-- START Data supplied --

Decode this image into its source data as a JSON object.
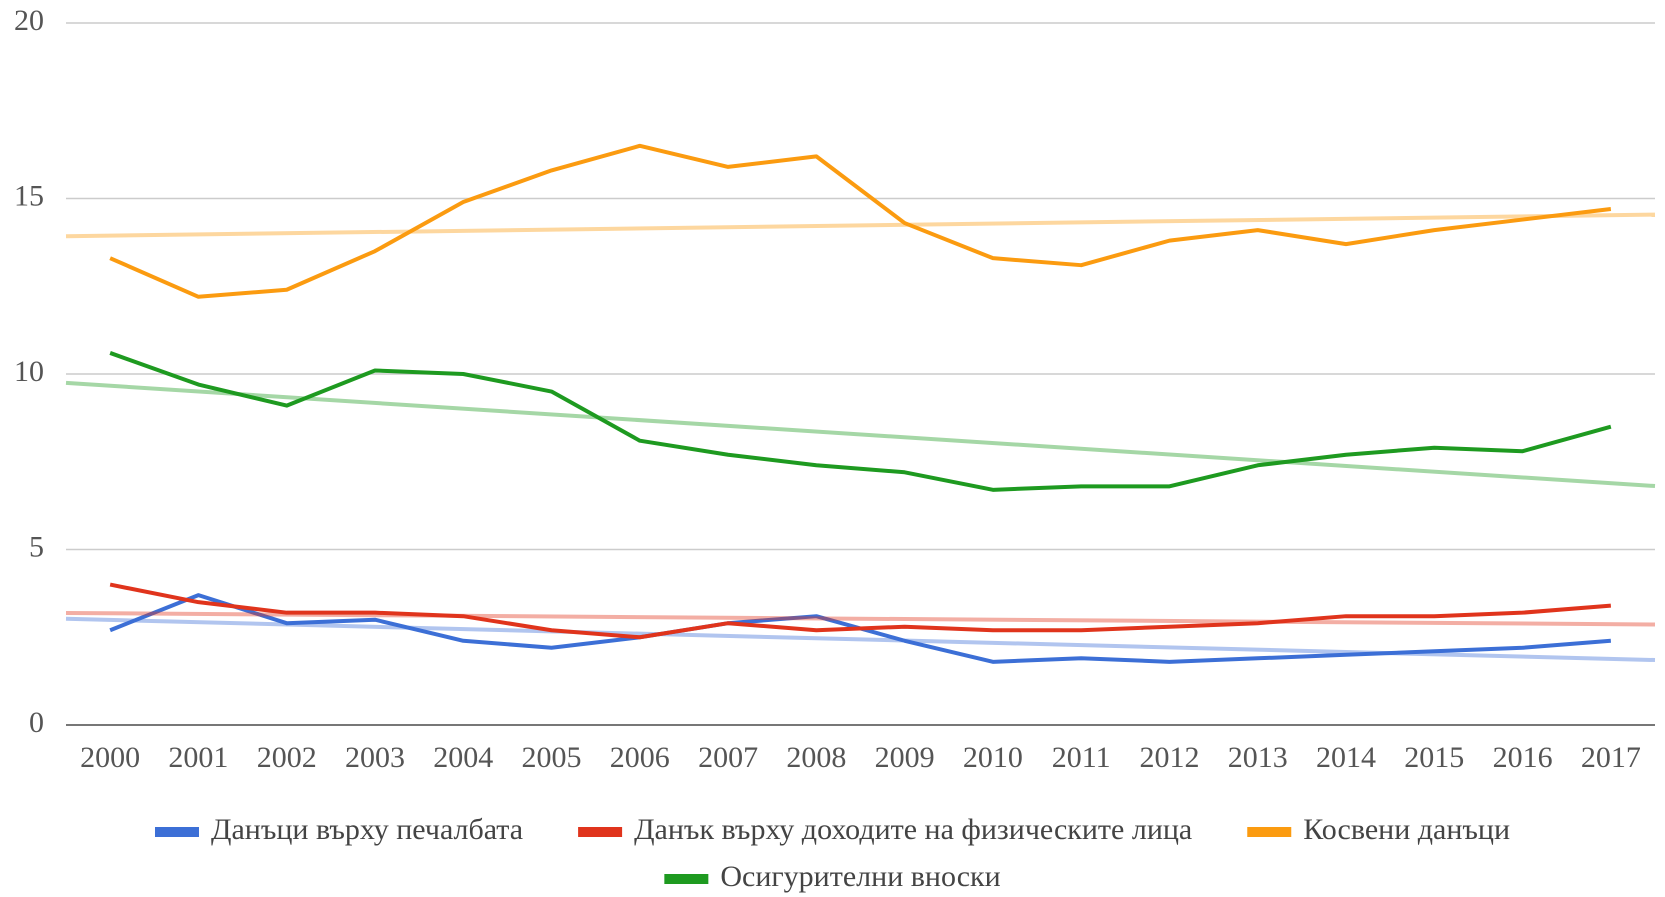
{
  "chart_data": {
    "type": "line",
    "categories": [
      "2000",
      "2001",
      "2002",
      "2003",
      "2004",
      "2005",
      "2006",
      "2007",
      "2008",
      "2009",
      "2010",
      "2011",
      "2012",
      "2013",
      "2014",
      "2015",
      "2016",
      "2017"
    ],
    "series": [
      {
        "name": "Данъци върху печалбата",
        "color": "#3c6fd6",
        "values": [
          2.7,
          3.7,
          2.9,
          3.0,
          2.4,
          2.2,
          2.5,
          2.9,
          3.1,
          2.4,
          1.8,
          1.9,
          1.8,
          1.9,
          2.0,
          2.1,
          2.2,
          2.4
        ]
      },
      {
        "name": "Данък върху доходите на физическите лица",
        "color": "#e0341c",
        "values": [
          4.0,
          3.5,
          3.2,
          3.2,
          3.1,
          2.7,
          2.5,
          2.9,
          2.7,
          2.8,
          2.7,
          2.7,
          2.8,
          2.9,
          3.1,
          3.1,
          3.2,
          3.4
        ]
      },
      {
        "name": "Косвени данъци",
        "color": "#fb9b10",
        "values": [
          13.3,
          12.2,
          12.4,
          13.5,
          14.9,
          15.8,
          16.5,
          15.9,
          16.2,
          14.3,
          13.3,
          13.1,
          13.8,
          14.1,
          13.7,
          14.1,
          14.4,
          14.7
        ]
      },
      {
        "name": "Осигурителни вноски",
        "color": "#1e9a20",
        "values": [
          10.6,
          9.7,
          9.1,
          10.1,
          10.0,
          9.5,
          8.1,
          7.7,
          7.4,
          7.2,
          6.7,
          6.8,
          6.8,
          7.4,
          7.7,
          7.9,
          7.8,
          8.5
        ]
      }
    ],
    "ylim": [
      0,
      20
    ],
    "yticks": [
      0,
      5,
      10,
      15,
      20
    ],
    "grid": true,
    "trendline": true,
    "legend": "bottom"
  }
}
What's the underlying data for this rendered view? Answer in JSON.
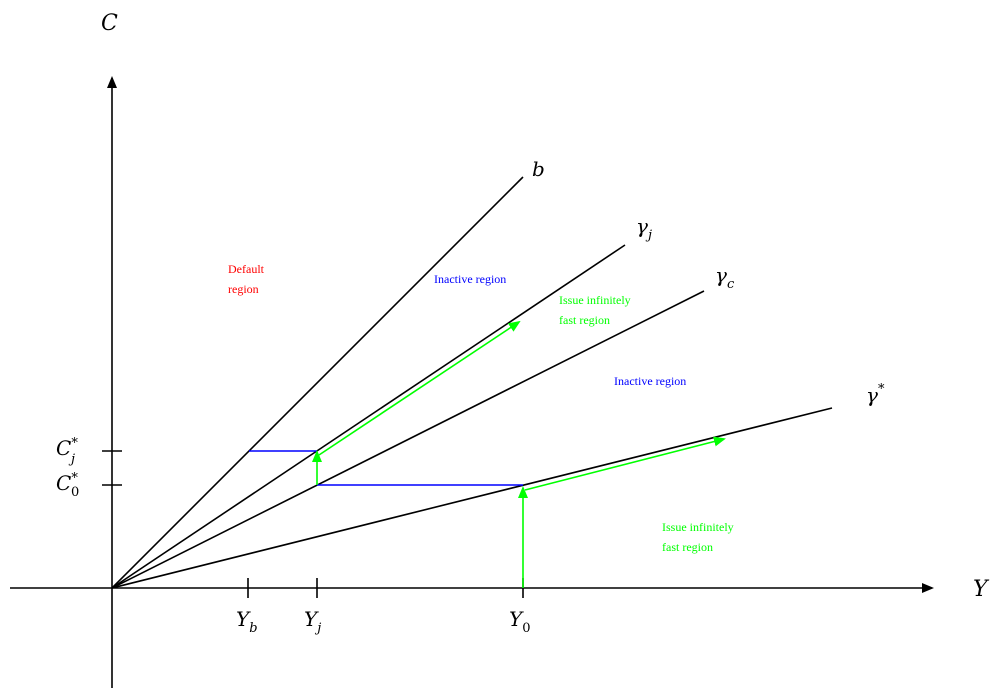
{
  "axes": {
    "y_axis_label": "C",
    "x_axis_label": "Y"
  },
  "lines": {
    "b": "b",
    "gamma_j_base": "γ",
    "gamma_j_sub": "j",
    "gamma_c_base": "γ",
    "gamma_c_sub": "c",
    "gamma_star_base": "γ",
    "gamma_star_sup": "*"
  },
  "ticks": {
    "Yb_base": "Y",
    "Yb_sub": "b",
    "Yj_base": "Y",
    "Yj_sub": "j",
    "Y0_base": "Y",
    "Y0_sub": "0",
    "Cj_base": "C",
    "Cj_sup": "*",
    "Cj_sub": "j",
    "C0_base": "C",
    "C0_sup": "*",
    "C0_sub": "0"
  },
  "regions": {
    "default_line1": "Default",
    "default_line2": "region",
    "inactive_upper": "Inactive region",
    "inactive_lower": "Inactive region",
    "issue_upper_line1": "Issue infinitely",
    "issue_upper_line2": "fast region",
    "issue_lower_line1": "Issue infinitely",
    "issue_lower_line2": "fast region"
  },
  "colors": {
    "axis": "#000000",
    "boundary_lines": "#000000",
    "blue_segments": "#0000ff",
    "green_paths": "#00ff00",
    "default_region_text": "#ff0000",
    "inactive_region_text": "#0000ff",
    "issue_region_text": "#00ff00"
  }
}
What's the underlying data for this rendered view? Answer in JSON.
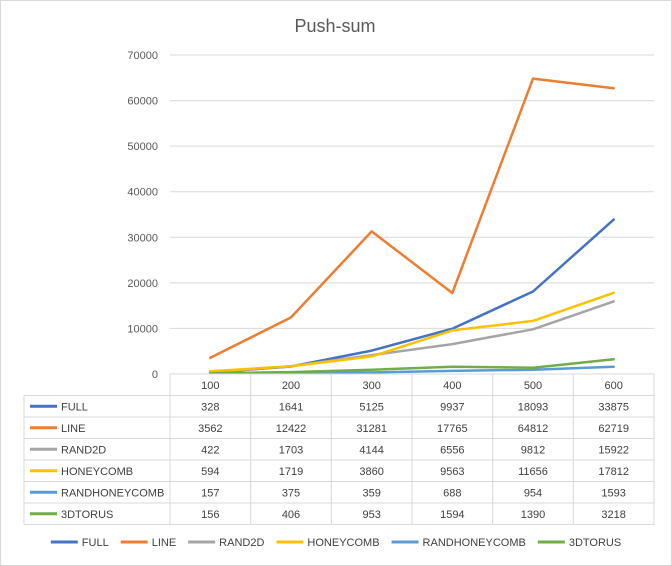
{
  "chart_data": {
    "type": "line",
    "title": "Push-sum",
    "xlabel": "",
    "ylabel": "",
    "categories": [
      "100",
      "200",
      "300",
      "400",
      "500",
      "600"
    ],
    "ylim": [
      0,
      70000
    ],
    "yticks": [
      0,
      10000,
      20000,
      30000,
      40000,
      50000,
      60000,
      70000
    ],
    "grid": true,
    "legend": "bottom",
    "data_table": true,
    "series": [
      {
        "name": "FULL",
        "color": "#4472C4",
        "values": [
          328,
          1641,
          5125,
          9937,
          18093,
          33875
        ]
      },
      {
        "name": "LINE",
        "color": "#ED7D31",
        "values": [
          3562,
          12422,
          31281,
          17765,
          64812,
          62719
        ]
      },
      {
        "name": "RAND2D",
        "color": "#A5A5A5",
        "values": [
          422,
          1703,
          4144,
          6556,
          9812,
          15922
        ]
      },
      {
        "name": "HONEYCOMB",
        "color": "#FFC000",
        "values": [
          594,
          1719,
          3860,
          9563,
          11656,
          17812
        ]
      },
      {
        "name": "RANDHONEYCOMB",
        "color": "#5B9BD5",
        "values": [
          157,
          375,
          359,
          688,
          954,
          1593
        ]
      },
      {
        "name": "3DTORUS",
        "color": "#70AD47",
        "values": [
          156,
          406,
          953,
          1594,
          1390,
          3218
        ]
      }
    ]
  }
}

-- END Data supplied --

_Written task_: Where does the word "true" appear? Return each line that holds it.

_Task answer_:
    "grid": true,
    "trendline": true,
    "grid": true,
    "data_table": true,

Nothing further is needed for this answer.